** begin RECORDS SHOWN **

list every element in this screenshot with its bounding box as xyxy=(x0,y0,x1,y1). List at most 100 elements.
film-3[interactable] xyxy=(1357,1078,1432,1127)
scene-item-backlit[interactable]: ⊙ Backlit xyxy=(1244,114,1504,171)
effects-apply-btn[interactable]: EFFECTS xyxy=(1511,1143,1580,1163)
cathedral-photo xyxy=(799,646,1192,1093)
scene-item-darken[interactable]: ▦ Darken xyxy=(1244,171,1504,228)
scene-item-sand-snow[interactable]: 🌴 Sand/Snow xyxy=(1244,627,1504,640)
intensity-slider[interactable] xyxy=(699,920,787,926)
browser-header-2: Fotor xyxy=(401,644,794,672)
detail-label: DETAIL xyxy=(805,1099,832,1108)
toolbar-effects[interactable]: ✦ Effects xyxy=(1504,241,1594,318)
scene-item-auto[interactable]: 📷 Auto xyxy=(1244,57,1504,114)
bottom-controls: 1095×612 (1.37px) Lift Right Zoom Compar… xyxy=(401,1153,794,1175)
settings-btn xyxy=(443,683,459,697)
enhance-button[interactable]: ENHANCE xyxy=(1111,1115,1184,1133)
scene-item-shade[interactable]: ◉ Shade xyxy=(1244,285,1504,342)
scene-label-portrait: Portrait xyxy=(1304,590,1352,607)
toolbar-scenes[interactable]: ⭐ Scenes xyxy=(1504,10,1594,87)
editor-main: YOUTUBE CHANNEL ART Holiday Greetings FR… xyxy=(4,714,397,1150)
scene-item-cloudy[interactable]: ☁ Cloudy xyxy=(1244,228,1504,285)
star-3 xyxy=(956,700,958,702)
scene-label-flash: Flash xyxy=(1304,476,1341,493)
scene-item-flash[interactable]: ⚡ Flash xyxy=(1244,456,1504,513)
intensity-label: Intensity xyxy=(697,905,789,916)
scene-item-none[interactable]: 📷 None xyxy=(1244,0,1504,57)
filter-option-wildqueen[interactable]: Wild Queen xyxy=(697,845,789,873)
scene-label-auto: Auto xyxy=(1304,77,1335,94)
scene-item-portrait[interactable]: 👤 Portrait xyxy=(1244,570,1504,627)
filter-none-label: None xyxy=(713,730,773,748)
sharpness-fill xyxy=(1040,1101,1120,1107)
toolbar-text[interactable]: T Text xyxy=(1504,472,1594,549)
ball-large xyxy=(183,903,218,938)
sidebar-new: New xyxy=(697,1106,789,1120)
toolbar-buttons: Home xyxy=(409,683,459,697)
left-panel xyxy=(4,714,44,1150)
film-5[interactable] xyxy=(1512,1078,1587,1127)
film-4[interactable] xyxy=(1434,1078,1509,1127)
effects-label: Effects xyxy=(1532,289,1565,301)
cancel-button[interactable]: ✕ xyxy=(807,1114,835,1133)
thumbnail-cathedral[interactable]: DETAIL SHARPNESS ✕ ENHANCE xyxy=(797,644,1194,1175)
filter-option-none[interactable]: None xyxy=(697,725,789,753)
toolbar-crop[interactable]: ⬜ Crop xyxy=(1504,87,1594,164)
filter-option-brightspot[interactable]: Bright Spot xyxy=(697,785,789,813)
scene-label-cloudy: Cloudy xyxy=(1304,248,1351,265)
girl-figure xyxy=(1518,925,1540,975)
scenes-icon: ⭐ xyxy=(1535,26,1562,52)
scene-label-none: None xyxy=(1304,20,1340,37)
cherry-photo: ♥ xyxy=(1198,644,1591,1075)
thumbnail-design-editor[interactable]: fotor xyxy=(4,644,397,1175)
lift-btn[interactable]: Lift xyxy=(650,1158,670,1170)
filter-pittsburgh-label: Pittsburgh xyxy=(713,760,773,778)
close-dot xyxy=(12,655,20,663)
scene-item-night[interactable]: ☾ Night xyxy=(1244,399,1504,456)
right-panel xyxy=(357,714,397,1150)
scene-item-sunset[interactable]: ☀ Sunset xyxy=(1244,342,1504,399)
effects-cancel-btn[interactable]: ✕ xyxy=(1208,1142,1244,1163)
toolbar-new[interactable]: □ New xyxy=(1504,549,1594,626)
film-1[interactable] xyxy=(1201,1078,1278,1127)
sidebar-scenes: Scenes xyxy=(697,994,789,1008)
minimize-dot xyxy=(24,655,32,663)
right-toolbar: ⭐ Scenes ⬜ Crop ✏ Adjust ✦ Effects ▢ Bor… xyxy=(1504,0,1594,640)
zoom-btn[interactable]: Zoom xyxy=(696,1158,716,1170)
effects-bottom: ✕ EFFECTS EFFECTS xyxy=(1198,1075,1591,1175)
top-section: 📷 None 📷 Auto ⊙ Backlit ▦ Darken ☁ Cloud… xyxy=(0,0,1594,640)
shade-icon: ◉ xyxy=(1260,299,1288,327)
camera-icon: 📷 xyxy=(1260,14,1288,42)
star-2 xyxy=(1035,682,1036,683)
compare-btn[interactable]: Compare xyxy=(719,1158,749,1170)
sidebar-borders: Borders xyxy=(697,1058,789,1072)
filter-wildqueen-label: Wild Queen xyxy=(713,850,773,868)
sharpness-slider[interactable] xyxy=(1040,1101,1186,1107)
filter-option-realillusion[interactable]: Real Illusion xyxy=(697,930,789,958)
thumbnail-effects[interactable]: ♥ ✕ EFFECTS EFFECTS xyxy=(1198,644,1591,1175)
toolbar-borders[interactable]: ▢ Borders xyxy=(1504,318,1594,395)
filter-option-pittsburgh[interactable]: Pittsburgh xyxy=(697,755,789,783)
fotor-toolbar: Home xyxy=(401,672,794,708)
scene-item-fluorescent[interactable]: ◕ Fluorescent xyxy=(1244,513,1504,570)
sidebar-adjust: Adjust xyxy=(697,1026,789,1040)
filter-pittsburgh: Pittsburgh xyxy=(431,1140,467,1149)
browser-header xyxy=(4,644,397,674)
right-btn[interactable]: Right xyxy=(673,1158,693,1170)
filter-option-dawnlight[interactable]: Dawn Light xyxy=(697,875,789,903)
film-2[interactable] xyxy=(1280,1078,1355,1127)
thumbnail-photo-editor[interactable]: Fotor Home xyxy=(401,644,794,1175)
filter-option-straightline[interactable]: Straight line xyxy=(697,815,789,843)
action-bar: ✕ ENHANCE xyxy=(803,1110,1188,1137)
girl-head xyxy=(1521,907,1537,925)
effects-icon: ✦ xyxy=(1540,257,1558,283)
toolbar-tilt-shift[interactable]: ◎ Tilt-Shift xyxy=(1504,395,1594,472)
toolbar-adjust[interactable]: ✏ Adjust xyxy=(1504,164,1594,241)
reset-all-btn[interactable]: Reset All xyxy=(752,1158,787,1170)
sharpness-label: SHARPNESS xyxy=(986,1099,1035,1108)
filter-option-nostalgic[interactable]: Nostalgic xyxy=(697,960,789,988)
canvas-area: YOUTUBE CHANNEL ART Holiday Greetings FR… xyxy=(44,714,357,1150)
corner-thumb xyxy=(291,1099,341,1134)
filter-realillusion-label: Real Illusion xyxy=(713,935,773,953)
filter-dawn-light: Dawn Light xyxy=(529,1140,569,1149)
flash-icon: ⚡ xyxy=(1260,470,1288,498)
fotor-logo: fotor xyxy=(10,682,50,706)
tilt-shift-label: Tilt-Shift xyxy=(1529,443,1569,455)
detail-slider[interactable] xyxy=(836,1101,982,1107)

** end RECORDS SHOWN **

STATED PROBLEM -
Tally the lines of the records that contain the string "bottom". Give only the number.

COMPLETE RESPONSE -
2